Saved data entries:
++++++++
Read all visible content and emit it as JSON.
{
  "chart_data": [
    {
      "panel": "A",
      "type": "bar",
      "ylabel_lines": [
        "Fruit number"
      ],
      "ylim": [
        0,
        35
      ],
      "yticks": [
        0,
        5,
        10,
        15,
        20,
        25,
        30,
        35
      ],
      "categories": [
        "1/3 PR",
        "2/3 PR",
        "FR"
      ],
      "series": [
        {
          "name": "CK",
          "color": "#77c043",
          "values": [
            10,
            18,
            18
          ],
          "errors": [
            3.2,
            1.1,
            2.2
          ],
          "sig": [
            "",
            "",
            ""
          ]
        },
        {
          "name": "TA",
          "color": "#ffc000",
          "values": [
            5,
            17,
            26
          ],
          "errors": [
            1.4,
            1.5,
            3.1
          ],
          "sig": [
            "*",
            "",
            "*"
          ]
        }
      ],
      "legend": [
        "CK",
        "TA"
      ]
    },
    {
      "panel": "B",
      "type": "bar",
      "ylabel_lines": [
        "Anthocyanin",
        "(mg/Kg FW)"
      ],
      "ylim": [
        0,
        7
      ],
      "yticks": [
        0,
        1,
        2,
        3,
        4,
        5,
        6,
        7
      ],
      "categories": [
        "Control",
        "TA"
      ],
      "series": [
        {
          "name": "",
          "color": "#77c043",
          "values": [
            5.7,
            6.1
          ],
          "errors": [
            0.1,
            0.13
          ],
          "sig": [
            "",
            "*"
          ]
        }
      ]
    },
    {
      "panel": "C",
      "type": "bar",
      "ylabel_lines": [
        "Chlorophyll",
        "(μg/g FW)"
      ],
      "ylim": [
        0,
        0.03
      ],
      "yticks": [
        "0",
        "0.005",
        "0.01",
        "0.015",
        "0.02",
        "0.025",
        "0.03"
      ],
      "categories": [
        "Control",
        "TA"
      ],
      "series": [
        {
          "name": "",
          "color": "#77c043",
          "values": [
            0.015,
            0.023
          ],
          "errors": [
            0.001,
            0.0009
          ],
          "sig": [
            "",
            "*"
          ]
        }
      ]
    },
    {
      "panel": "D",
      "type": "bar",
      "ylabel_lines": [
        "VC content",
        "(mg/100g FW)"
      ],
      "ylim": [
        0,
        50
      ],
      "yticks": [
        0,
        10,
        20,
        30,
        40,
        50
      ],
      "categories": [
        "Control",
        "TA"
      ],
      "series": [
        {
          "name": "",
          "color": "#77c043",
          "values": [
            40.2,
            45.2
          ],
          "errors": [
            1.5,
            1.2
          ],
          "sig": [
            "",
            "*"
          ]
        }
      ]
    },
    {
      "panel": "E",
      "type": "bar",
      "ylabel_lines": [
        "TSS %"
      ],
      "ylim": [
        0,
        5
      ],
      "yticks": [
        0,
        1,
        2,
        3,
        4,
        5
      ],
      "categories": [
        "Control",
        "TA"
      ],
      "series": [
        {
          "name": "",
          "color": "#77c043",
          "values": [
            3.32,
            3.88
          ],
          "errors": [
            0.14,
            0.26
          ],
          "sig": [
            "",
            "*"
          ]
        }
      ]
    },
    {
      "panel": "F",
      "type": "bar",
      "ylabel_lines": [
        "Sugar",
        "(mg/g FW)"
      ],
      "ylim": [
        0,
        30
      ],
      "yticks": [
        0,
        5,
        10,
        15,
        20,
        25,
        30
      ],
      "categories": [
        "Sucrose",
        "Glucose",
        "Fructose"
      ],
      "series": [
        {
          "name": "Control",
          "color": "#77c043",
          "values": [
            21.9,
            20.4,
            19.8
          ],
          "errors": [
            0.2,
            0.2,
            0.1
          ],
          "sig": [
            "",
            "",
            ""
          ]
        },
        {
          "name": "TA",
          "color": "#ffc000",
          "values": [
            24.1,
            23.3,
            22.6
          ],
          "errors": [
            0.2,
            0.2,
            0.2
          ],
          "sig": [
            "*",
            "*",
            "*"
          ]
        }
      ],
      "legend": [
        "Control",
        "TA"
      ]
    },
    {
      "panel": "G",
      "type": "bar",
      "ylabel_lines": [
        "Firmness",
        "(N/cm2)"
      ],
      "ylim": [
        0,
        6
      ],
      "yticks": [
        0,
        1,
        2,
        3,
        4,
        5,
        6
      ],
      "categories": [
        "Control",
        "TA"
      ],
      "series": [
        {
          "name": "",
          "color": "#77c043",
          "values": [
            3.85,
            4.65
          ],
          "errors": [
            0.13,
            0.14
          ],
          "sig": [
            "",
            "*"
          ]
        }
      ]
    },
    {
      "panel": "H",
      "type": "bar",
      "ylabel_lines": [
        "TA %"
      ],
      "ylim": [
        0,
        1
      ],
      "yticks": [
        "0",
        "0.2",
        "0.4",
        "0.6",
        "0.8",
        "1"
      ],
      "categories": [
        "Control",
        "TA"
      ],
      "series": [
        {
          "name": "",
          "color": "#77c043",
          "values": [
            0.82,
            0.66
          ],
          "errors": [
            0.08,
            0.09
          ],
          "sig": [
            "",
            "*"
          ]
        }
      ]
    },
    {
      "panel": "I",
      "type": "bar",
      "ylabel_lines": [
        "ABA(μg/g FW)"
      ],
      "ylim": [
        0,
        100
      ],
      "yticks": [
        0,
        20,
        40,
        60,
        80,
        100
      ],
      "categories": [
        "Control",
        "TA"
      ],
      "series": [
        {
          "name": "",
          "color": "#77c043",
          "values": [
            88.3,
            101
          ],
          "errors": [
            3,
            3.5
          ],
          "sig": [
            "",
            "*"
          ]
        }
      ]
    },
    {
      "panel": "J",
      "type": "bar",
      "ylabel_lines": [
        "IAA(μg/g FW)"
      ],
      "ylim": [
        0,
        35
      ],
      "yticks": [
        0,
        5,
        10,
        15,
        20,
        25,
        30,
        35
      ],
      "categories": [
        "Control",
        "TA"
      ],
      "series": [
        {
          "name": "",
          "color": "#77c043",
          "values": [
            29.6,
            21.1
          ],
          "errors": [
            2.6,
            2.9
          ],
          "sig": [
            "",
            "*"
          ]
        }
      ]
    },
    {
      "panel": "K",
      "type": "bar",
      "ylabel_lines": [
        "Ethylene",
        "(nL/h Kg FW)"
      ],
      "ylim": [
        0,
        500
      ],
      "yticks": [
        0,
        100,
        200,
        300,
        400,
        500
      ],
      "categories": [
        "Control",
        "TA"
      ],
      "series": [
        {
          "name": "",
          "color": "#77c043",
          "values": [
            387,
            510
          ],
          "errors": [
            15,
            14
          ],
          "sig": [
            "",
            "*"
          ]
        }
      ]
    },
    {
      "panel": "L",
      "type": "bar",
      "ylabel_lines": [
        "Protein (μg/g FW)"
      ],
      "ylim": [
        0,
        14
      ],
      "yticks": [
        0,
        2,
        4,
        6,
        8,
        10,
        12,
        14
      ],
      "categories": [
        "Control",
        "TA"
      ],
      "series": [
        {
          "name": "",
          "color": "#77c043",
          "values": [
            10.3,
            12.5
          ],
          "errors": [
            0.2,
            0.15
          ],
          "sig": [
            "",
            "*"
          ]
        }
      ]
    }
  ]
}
++++++++
WHAT YOU WILL DO: Give all the lines above again, exactly.

SOLUTION TO THIS EXERCISE:
Read all visible content and emit it as JSON.
{
  "chart_data": [
    {
      "panel": "A",
      "type": "bar",
      "ylabel_lines": [
        "Fruit number"
      ],
      "ylim": [
        0,
        35
      ],
      "yticks": [
        0,
        5,
        10,
        15,
        20,
        25,
        30,
        35
      ],
      "categories": [
        "1/3 PR",
        "2/3 PR",
        "FR"
      ],
      "series": [
        {
          "name": "CK",
          "color": "#77c043",
          "values": [
            10,
            18,
            18
          ],
          "errors": [
            3.2,
            1.1,
            2.2
          ],
          "sig": [
            "",
            "",
            ""
          ]
        },
        {
          "name": "TA",
          "color": "#ffc000",
          "values": [
            5,
            17,
            26
          ],
          "errors": [
            1.4,
            1.5,
            3.1
          ],
          "sig": [
            "*",
            "",
            "*"
          ]
        }
      ],
      "legend": [
        "CK",
        "TA"
      ]
    },
    {
      "panel": "B",
      "type": "bar",
      "ylabel_lines": [
        "Anthocyanin",
        "(mg/Kg FW)"
      ],
      "ylim": [
        0,
        7
      ],
      "yticks": [
        0,
        1,
        2,
        3,
        4,
        5,
        6,
        7
      ],
      "categories": [
        "Control",
        "TA"
      ],
      "series": [
        {
          "name": "",
          "color": "#77c043",
          "values": [
            5.7,
            6.1
          ],
          "errors": [
            0.1,
            0.13
          ],
          "sig": [
            "",
            "*"
          ]
        }
      ]
    },
    {
      "panel": "C",
      "type": "bar",
      "ylabel_lines": [
        "Chlorophyll",
        "(μg/g FW)"
      ],
      "ylim": [
        0,
        0.03
      ],
      "yticks": [
        "0",
        "0.005",
        "0.01",
        "0.015",
        "0.02",
        "0.025",
        "0.03"
      ],
      "categories": [
        "Control",
        "TA"
      ],
      "series": [
        {
          "name": "",
          "color": "#77c043",
          "values": [
            0.015,
            0.023
          ],
          "errors": [
            0.001,
            0.0009
          ],
          "sig": [
            "",
            "*"
          ]
        }
      ]
    },
    {
      "panel": "D",
      "type": "bar",
      "ylabel_lines": [
        "VC content",
        "(mg/100g FW)"
      ],
      "ylim": [
        0,
        50
      ],
      "yticks": [
        0,
        10,
        20,
        30,
        40,
        50
      ],
      "categories": [
        "Control",
        "TA"
      ],
      "series": [
        {
          "name": "",
          "color": "#77c043",
          "values": [
            40.2,
            45.2
          ],
          "errors": [
            1.5,
            1.2
          ],
          "sig": [
            "",
            "*"
          ]
        }
      ]
    },
    {
      "panel": "E",
      "type": "bar",
      "ylabel_lines": [
        "TSS %"
      ],
      "ylim": [
        0,
        5
      ],
      "yticks": [
        0,
        1,
        2,
        3,
        4,
        5
      ],
      "categories": [
        "Control",
        "TA"
      ],
      "series": [
        {
          "name": "",
          "color": "#77c043",
          "values": [
            3.32,
            3.88
          ],
          "errors": [
            0.14,
            0.26
          ],
          "sig": [
            "",
            "*"
          ]
        }
      ]
    },
    {
      "panel": "F",
      "type": "bar",
      "ylabel_lines": [
        "Sugar",
        "(mg/g FW)"
      ],
      "ylim": [
        0,
        30
      ],
      "yticks": [
        0,
        5,
        10,
        15,
        20,
        25,
        30
      ],
      "categories": [
        "Sucrose",
        "Glucose",
        "Fructose"
      ],
      "series": [
        {
          "name": "Control",
          "color": "#77c043",
          "values": [
            21.9,
            20.4,
            19.8
          ],
          "errors": [
            0.2,
            0.2,
            0.1
          ],
          "sig": [
            "",
            "",
            ""
          ]
        },
        {
          "name": "TA",
          "color": "#ffc000",
          "values": [
            24.1,
            23.3,
            22.6
          ],
          "errors": [
            0.2,
            0.2,
            0.2
          ],
          "sig": [
            "*",
            "*",
            "*"
          ]
        }
      ],
      "legend": [
        "Control",
        "TA"
      ]
    },
    {
      "panel": "G",
      "type": "bar",
      "ylabel_lines": [
        "Firmness",
        "(N/cm2)"
      ],
      "ylim": [
        0,
        6
      ],
      "yticks": [
        0,
        1,
        2,
        3,
        4,
        5,
        6
      ],
      "categories": [
        "Control",
        "TA"
      ],
      "series": [
        {
          "name": "",
          "color": "#77c043",
          "values": [
            3.85,
            4.65
          ],
          "errors": [
            0.13,
            0.14
          ],
          "sig": [
            "",
            "*"
          ]
        }
      ]
    },
    {
      "panel": "H",
      "type": "bar",
      "ylabel_lines": [
        "TA %"
      ],
      "ylim": [
        0,
        1
      ],
      "yticks": [
        "0",
        "0.2",
        "0.4",
        "0.6",
        "0.8",
        "1"
      ],
      "categories": [
        "Control",
        "TA"
      ],
      "series": [
        {
          "name": "",
          "color": "#77c043",
          "values": [
            0.82,
            0.66
          ],
          "errors": [
            0.08,
            0.09
          ],
          "sig": [
            "",
            "*"
          ]
        }
      ]
    },
    {
      "panel": "I",
      "type": "bar",
      "ylabel_lines": [
        "ABA(μg/g FW)"
      ],
      "ylim": [
        0,
        100
      ],
      "yticks": [
        0,
        20,
        40,
        60,
        80,
        100
      ],
      "categories": [
        "Control",
        "TA"
      ],
      "series": [
        {
          "name": "",
          "color": "#77c043",
          "values": [
            88.3,
            101
          ],
          "errors": [
            3,
            3.5
          ],
          "sig": [
            "",
            "*"
          ]
        }
      ]
    },
    {
      "panel": "J",
      "type": "bar",
      "ylabel_lines": [
        "IAA(μg/g FW)"
      ],
      "ylim": [
        0,
        35
      ],
      "yticks": [
        0,
        5,
        10,
        15,
        20,
        25,
        30,
        35
      ],
      "categories": [
        "Control",
        "TA"
      ],
      "series": [
        {
          "name": "",
          "color": "#77c043",
          "values": [
            29.6,
            21.1
          ],
          "errors": [
            2.6,
            2.9
          ],
          "sig": [
            "",
            "*"
          ]
        }
      ]
    },
    {
      "panel": "K",
      "type": "bar",
      "ylabel_lines": [
        "Ethylene",
        "(nL/h Kg FW)"
      ],
      "ylim": [
        0,
        500
      ],
      "yticks": [
        0,
        100,
        200,
        300,
        400,
        500
      ],
      "categories": [
        "Control",
        "TA"
      ],
      "series": [
        {
          "name": "",
          "color": "#77c043",
          "values": [
            387,
            510
          ],
          "errors": [
            15,
            14
          ],
          "sig": [
            "",
            "*"
          ]
        }
      ]
    },
    {
      "panel": "L",
      "type": "bar",
      "ylabel_lines": [
        "Protein (μg/g FW)"
      ],
      "ylim": [
        0,
        14
      ],
      "yticks": [
        0,
        2,
        4,
        6,
        8,
        10,
        12,
        14
      ],
      "categories": [
        "Control",
        "TA"
      ],
      "series": [
        {
          "name": "",
          "color": "#77c043",
          "values": [
            10.3,
            12.5
          ],
          "errors": [
            0.2,
            0.15
          ],
          "sig": [
            "",
            "*"
          ]
        }
      ]
    }
  ]
}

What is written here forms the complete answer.